Records that describe figures

>> Start

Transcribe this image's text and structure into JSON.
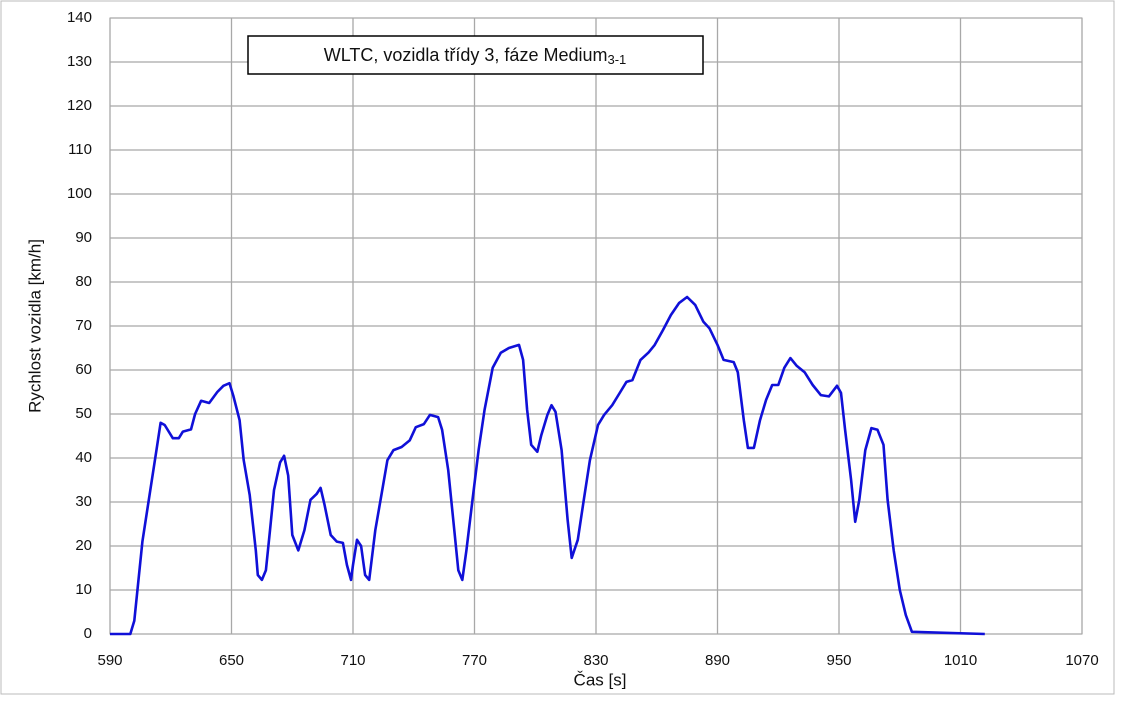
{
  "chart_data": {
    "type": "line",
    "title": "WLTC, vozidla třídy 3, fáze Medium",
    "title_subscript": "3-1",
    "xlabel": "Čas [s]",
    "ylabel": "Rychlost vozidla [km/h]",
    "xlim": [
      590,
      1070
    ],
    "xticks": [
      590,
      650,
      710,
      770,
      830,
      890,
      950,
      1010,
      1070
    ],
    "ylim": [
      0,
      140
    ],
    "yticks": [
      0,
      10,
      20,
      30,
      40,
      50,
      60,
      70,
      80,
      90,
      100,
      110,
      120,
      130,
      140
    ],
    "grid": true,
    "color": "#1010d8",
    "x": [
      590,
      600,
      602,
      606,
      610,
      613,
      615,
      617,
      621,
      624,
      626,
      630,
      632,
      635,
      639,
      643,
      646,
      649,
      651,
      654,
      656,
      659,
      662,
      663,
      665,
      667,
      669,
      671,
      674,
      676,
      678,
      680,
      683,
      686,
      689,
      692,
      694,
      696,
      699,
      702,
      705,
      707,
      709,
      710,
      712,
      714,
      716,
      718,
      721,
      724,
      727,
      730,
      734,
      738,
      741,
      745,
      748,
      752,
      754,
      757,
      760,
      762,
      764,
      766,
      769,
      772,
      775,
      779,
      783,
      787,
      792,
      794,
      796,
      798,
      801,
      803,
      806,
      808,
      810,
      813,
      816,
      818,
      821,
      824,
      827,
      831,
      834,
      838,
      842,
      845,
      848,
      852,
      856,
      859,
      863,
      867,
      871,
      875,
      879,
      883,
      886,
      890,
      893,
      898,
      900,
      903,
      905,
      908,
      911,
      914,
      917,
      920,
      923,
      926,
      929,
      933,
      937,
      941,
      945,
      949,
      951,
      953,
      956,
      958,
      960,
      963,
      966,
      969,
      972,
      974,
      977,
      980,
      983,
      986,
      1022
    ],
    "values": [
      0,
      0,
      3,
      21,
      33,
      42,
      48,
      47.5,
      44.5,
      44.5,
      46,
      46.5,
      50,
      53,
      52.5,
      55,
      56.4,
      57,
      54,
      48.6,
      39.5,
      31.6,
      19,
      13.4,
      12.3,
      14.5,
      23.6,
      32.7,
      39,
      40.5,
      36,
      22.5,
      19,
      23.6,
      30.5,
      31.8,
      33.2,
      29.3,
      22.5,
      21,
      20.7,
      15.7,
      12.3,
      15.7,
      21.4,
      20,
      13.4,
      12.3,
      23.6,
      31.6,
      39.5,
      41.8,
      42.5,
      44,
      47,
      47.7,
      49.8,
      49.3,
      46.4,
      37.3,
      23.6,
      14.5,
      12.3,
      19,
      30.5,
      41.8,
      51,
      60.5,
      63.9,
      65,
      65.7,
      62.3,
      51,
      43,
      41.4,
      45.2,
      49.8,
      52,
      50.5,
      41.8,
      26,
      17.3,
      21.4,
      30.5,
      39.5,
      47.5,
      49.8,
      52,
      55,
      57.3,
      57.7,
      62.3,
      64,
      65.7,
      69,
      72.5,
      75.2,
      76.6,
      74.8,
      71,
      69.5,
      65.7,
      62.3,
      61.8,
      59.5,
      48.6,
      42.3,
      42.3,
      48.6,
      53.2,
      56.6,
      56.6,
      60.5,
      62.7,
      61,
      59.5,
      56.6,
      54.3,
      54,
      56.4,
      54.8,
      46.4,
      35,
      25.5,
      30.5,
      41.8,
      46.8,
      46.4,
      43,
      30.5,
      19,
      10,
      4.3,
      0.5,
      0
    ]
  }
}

>> End
>> Start

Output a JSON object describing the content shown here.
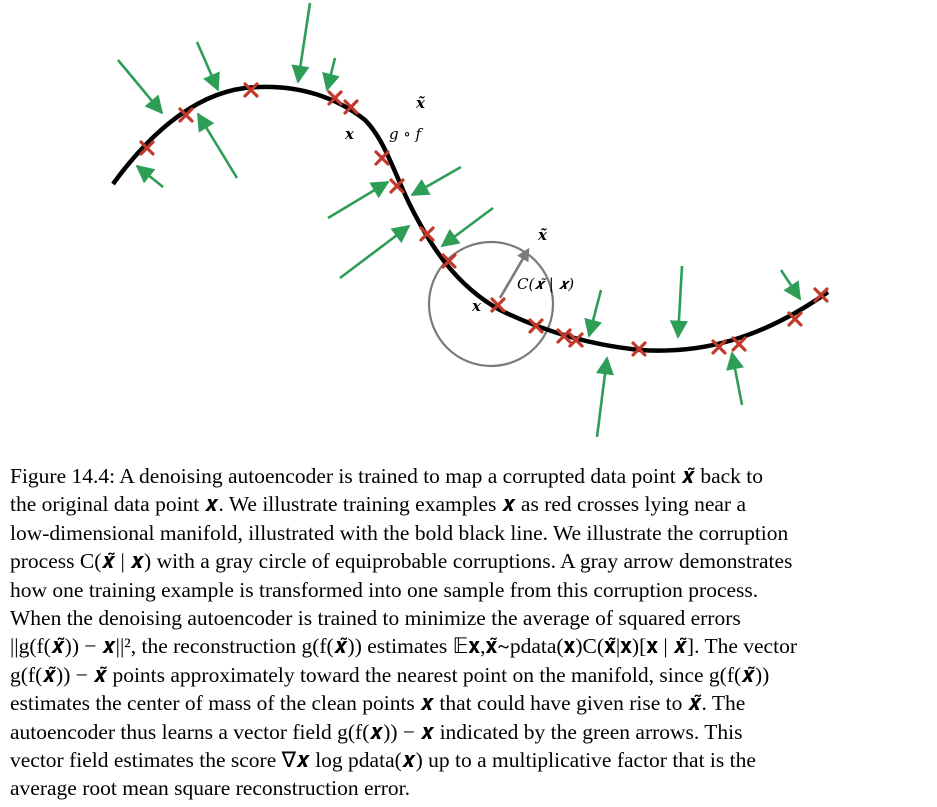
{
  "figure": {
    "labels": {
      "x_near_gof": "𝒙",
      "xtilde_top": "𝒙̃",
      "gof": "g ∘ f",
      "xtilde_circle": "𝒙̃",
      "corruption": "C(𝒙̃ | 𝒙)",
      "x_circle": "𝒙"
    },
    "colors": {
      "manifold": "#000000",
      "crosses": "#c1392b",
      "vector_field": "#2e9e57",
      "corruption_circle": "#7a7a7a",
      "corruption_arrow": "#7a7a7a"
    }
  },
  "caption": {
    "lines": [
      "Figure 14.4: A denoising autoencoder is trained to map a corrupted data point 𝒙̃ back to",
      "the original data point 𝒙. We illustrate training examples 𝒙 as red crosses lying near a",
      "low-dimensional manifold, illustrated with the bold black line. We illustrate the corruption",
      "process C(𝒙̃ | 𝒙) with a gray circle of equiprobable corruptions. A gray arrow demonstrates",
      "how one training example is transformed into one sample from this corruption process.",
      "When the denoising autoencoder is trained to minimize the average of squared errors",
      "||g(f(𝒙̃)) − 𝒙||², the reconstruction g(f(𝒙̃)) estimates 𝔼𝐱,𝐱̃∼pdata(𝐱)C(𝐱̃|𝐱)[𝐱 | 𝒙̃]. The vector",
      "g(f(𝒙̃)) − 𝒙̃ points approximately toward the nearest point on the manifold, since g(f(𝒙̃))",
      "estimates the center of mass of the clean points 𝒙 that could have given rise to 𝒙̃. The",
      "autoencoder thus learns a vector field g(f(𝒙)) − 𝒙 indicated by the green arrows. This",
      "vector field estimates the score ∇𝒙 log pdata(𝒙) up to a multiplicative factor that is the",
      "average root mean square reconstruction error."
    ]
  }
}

>> End

What you should do: Each line above that holds the string "with" should be copied and shown.

Response below:
      "low-dimensional manifold, illustrated with the bold black line. We illustrate the corruption",
      "process C(𝒙̃ | 𝒙) with a gray circle of equiprobable corruptions. A gray arrow demonstrates",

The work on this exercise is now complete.